___ Listed entries ___

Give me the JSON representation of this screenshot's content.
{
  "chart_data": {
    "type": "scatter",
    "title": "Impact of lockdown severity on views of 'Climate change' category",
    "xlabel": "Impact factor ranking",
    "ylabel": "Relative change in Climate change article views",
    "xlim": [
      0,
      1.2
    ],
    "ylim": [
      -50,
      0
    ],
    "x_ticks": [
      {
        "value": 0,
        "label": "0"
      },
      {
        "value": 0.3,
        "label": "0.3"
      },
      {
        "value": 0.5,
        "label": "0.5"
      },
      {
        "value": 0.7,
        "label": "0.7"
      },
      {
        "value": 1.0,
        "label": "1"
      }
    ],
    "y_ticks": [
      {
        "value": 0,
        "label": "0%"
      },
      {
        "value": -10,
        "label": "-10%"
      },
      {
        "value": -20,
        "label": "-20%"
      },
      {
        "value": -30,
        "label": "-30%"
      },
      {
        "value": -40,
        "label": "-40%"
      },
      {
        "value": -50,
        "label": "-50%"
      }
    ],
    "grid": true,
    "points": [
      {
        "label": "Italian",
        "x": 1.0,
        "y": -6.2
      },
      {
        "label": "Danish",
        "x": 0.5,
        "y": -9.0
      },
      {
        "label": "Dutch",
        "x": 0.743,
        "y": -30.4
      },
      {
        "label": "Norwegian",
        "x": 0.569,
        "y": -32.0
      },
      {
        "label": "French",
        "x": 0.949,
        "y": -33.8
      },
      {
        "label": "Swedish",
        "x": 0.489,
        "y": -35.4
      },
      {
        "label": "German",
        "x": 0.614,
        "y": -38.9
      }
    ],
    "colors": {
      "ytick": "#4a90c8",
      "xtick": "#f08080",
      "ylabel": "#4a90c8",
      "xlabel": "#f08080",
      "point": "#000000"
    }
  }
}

___

_What the task asks_
Make a verbatim copy of every entry shown above.

_Result for this task_
Give me the JSON representation of this screenshot's content.
{
  "chart_data": {
    "type": "scatter",
    "title": "Impact of lockdown severity on views of 'Climate change' category",
    "xlabel": "Impact factor ranking",
    "ylabel": "Relative change in Climate change article views",
    "xlim": [
      0,
      1.2
    ],
    "ylim": [
      -50,
      0
    ],
    "x_ticks": [
      {
        "value": 0,
        "label": "0"
      },
      {
        "value": 0.3,
        "label": "0.3"
      },
      {
        "value": 0.5,
        "label": "0.5"
      },
      {
        "value": 0.7,
        "label": "0.7"
      },
      {
        "value": 1.0,
        "label": "1"
      }
    ],
    "y_ticks": [
      {
        "value": 0,
        "label": "0%"
      },
      {
        "value": -10,
        "label": "-10%"
      },
      {
        "value": -20,
        "label": "-20%"
      },
      {
        "value": -30,
        "label": "-30%"
      },
      {
        "value": -40,
        "label": "-40%"
      },
      {
        "value": -50,
        "label": "-50%"
      }
    ],
    "grid": true,
    "points": [
      {
        "label": "Italian",
        "x": 1.0,
        "y": -6.2
      },
      {
        "label": "Danish",
        "x": 0.5,
        "y": -9.0
      },
      {
        "label": "Dutch",
        "x": 0.743,
        "y": -30.4
      },
      {
        "label": "Norwegian",
        "x": 0.569,
        "y": -32.0
      },
      {
        "label": "French",
        "x": 0.949,
        "y": -33.8
      },
      {
        "label": "Swedish",
        "x": 0.489,
        "y": -35.4
      },
      {
        "label": "German",
        "x": 0.614,
        "y": -38.9
      }
    ],
    "colors": {
      "ytick": "#4a90c8",
      "xtick": "#f08080",
      "ylabel": "#4a90c8",
      "xlabel": "#f08080",
      "point": "#000000"
    }
  }
}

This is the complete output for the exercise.